### Opdrachten
1: Beantwoord aan de hand van het tekstfragment:
(a) Van welke fractie wijzen de leden op artikel 414?
(b) Welke dag geldt volgens de hoofdregel als de dag waarop de vermiste wordt vermoed te zijn overleden?
(c) Welke bron met paginanummer wordt bij het citaat vermeld?
2: Typ uit de rijen letterlijk het stuk over dat loopt van de regel met "155, 622, 169]" tot en met de regel met "281, 311, 294]".

### Tekstfragment
....

De leden van de VVD-fractie wijzen op artikel 414 lid 4 (oud), lid 3 (nieuw)1, waarin terzake van de rechterlijke beschikking, houdende verklaring dat er rechtsvermoeden van overlijden bestaat, wordt voorgeschreven dat deze de dag noemt waarop de vermiste wordt vermoed te zijn overleden en waarbij als zodanig geldt de dag volgende op die van de laatste tijding van zijn leven, tenzij voldoende vermoedens bestaan, dat hij daarna nog enige tijd in leven was. Op hun vragen naar aanleiding van deze – door het wetsvoorstel niet gewijzigde, doch slechts vernummerde – bepaling ga ik als volgt in.

De rechtbank dient in haar beschikking ingevolge de hier aan de orde zijnde bepaling als de dag waarop de vermiste wordt vermoed te zijn overleden, te noemen de dag volgende op die van de laatste tijding van zijn leven. Zeker indien omtrent de omstandigheden van de vermissing na die laatste tijding niets naders bekend is, zal die dag ook worden aangehouden. Artikel 414 lid 3 (nieuw) beoogt echter rekening te houden met de mogelijkheid dat de vermiste na dat tijdstip, dat volgens de hoofdregel moet worden aangehouden, nog enige tijd in leven is geble>ven. Blijkens de toelichting-Meijers moet hierbij worden gedacht aan gevallen dat iemand wordt vermist in verband met oorlogsomstandigheden, een natuurramp of een schipbreuk of een noodlanding van een vliegtuig. «Dan kan het dikwijls zeer waarschijnlijk zijn, dat velen van de bij de ramp betrokken personen deze nog enige tijd hebben overleefd, maar ten slotte door honger of koude zijn omgekomen.» (zie Parlementaire Geschiedenis Boek 1 BW, blz. 800).

....

Gegevens regiogrenzen:

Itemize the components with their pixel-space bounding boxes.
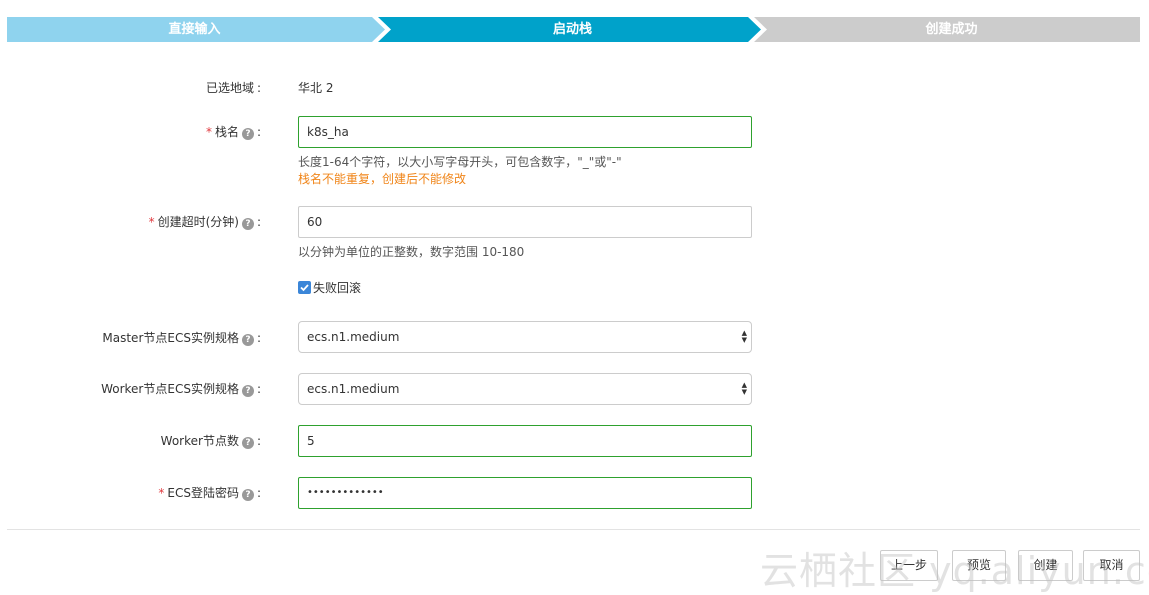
stack-name-hint: 长度1-64个字符，以大小写字母开头，可包含数字，"_"或"-"	[298, 155, 622, 169]
prev-step-button[interactable]: 上一步	[880, 550, 938, 581]
worker-spec-value: ecs.n1.medium	[307, 382, 400, 396]
step-1-label: 直接输入	[168, 22, 221, 37]
stack-name-label: * 栈名?:	[205, 125, 261, 140]
rollback-checkbox[interactable]	[298, 281, 311, 294]
step-3-label: 创建成功	[925, 22, 978, 37]
stack-name-warning: 栈名不能重复，创建后不能修改	[298, 172, 467, 186]
help-icon[interactable]: ?	[241, 385, 254, 397]
worker-count-label: Worker节点数?:	[160, 434, 261, 449]
cancel-button[interactable]: 取消	[1083, 550, 1140, 581]
timeout-input[interactable]: 60	[298, 206, 752, 238]
master-spec-label: Master节点ECS实例规格?:	[102, 331, 261, 346]
stack-name-input[interactable]: k8s_ha	[298, 116, 752, 148]
select-arrows-icon: ▲ ▼	[741, 329, 747, 344]
footer-divider	[7, 529, 1140, 530]
worker-spec-select[interactable]: ecs.n1.medium ▲ ▼	[298, 373, 752, 405]
help-icon[interactable]: ?	[241, 489, 254, 501]
master-spec-select[interactable]: ecs.n1.medium ▲ ▼	[298, 321, 752, 353]
required-mark: *	[205, 125, 212, 139]
preview-button[interactable]: 预览	[952, 550, 1006, 581]
worker-spec-label: Worker节点ECS实例规格?:	[101, 382, 261, 397]
help-icon[interactable]: ?	[241, 218, 254, 230]
ecs-password-input[interactable]: •••••••••••••	[298, 477, 752, 509]
required-mark: *	[148, 215, 155, 229]
ecs-password-label: * ECS登陆密码?:	[158, 486, 261, 501]
timeout-label: * 创建超时(分钟)?:	[148, 215, 261, 230]
master-spec-value: ecs.n1.medium	[307, 330, 400, 344]
create-button[interactable]: 创建	[1018, 550, 1073, 581]
timeout-hint: 以分钟为单位的正整数，数字范围 10-180	[298, 245, 525, 259]
check-icon	[300, 284, 309, 292]
help-icon[interactable]: ?	[241, 128, 254, 140]
step-2-label: 启动栈	[552, 22, 592, 37]
worker-count-input[interactable]: 5	[298, 425, 752, 457]
required-mark: *	[158, 486, 165, 500]
rollback-label[interactable]: 失败回滚	[313, 279, 361, 296]
wizard-step-bar: 直接输入 启动栈 创建成功	[7, 17, 1140, 42]
region-value: 华北 2	[298, 81, 334, 95]
help-icon[interactable]: ?	[241, 334, 254, 346]
region-label: 已选地域:	[205, 81, 261, 95]
help-icon[interactable]: ?	[241, 437, 254, 449]
select-arrows-icon: ▲ ▼	[741, 381, 747, 396]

....

### Uitgewerkte antwoorden
1:
(a) De VVD-fractie.
(b) De dag volgende op die van de laatste tijding van zijn leven.
(c) Parlementaire Geschiedenis Boek 1 BW, blz. 800.

2:
stack-name-hint: 长度1-64个字符，以大小写字母开头，可包含数字，"_"或"-"	[298, 155, 622, 169]
prev-step-button[interactable]: 上一步	[880, 550, 938, 581]
worker-spec-value: ecs.n1.medium	[307, 382, 400, 396]
step-1-label: 直接输入	[168, 22, 221, 37]
stack-name-label: * 栈名?:	[205, 125, 261, 140]
rollback-checkbox[interactable]	[298, 281, 311, 294]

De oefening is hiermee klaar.